■ **Task requirements**:
Check each line of the records below for the word "placeholder" and copy those where it appears.

■ **Entries taken from a collection**:
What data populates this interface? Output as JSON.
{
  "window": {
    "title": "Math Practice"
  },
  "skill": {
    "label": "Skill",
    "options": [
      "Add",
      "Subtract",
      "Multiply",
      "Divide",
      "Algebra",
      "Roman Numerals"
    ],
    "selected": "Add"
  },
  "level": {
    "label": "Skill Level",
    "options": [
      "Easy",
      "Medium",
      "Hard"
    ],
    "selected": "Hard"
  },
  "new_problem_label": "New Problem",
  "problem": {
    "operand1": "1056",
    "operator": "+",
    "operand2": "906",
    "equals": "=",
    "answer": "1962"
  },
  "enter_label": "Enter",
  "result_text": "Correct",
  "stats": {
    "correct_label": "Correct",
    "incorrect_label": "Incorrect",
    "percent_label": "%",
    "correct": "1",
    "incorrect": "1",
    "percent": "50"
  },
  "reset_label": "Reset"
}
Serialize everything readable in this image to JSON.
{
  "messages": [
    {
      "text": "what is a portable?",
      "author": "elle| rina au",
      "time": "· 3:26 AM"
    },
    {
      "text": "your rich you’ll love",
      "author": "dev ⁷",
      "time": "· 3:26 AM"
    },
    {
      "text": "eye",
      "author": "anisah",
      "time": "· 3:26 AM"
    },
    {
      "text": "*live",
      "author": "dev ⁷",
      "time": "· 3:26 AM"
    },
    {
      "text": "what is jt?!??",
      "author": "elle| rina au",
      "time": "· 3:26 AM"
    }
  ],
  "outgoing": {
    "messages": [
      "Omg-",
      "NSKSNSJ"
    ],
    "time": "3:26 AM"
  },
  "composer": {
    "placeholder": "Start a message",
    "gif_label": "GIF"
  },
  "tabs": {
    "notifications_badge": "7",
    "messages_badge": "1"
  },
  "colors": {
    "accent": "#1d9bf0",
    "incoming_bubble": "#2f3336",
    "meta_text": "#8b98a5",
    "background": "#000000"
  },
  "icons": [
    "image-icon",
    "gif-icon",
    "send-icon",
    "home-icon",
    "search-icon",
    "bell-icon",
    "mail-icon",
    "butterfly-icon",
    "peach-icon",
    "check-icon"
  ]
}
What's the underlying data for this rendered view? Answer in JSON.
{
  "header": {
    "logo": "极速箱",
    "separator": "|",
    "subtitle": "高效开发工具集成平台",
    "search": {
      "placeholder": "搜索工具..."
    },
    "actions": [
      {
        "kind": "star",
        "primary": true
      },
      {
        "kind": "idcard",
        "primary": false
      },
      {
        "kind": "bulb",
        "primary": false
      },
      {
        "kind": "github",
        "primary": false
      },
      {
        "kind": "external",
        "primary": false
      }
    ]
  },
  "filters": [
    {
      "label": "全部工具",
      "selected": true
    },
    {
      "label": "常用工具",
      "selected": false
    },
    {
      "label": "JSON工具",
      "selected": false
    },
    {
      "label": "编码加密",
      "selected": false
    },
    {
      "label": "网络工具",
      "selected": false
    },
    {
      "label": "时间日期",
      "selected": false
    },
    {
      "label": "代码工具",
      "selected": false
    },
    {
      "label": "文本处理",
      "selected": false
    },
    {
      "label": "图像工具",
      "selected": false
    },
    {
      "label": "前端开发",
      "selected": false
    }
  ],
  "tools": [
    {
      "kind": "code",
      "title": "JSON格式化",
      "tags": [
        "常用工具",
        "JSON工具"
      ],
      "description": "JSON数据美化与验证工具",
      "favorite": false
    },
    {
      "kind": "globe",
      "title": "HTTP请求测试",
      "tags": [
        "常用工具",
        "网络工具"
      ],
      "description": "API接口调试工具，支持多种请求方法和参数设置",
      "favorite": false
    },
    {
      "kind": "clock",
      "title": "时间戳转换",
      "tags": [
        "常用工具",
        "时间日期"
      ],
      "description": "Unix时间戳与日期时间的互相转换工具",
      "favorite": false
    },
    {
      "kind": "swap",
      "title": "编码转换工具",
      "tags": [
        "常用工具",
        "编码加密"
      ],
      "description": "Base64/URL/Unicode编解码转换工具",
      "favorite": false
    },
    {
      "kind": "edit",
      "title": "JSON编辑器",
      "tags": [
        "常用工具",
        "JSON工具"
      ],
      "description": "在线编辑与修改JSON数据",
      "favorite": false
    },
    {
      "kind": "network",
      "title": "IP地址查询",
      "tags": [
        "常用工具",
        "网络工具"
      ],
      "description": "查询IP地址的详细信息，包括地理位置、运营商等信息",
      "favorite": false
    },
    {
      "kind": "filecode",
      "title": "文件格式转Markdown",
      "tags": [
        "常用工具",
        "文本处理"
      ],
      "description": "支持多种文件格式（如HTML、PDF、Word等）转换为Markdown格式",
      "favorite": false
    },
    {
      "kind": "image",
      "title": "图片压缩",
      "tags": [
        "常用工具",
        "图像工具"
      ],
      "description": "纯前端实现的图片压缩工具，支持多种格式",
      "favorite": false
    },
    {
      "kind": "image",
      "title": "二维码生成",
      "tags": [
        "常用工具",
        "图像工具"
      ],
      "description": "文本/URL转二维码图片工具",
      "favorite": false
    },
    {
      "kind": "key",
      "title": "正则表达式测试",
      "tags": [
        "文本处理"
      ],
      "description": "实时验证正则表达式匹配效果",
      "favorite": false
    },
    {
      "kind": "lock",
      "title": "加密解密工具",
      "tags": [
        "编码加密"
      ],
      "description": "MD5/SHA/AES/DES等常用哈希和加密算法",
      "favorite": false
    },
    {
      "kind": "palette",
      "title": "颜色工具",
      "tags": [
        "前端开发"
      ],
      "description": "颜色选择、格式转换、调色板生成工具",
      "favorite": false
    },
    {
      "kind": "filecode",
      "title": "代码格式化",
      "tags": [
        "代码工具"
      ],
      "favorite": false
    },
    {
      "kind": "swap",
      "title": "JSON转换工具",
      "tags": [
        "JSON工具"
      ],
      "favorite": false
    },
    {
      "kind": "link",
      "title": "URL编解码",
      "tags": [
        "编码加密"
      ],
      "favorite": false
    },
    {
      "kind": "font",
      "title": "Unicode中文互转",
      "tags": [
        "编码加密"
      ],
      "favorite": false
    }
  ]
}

■ **Task answer**:
    "placeholder": "Start a message",
      "placeholder": "搜索工具..."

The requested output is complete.